* _WHAT NEEDS TO BE DONE_: Write out the material exactly, with the pictures left out.

═════ PROVIDED DATA ═════

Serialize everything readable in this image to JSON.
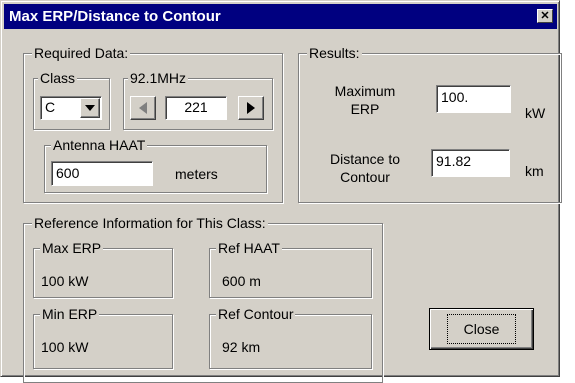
{
  "window": {
    "title": "Max ERP/Distance to Contour",
    "close_glyph": "✕"
  },
  "required": {
    "title": "Required Data:",
    "class_label": "Class",
    "class_value": "C",
    "freq_label": "92.1MHz",
    "channel_value": "221",
    "haat_label": "Antenna HAAT",
    "haat_value": "600",
    "haat_unit": "meters"
  },
  "results": {
    "title": "Results:",
    "max_erp_label": "Maximum\nERP",
    "max_erp_value": "100.",
    "max_erp_unit": "kW",
    "distance_label": "Distance to\nContour",
    "distance_value": "91.82",
    "distance_unit": "km"
  },
  "reference": {
    "title": "Reference Information for This Class:",
    "max_erp_label": "Max ERP",
    "max_erp_value": "100 kW",
    "ref_haat_label": "Ref HAAT",
    "ref_haat_value": "600 m",
    "min_erp_label": "Min ERP",
    "min_erp_value": "100 kW",
    "ref_contour_label": "Ref Contour",
    "ref_contour_value": "92 km"
  },
  "buttons": {
    "close_label": "Close"
  },
  "icons": {
    "dropdown": "chevron-down-icon",
    "prev": "arrow-left-icon",
    "next": "arrow-right-icon"
  },
  "colors": {
    "titlebar": "#000080",
    "dialog_face": "#d4d0c8"
  }
}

═════

* _ANSWER TO THE PROBLEM_:
Serialize everything readable in this image to JSON.
{
  "window": {
    "title": "Max ERP/Distance to Contour",
    "close_glyph": "✕"
  },
  "required": {
    "title": "Required Data:",
    "class_label": "Class",
    "class_value": "C",
    "freq_label": "92.1MHz",
    "channel_value": "221",
    "haat_label": "Antenna HAAT",
    "haat_value": "600",
    "haat_unit": "meters"
  },
  "results": {
    "title": "Results:",
    "max_erp_label": "Maximum\nERP",
    "max_erp_value": "100.",
    "max_erp_unit": "kW",
    "distance_label": "Distance to\nContour",
    "distance_value": "91.82",
    "distance_unit": "km"
  },
  "reference": {
    "title": "Reference Information for This Class:",
    "max_erp_label": "Max ERP",
    "max_erp_value": "100 kW",
    "ref_haat_label": "Ref HAAT",
    "ref_haat_value": "600 m",
    "min_erp_label": "Min ERP",
    "min_erp_value": "100 kW",
    "ref_contour_label": "Ref Contour",
    "ref_contour_value": "92 km"
  },
  "buttons": {
    "close_label": "Close"
  },
  "icons": {
    "dropdown": "chevron-down-icon",
    "prev": "arrow-left-icon",
    "next": "arrow-right-icon"
  },
  "colors": {
    "titlebar": "#000080",
    "dialog_face": "#d4d0c8"
  }
}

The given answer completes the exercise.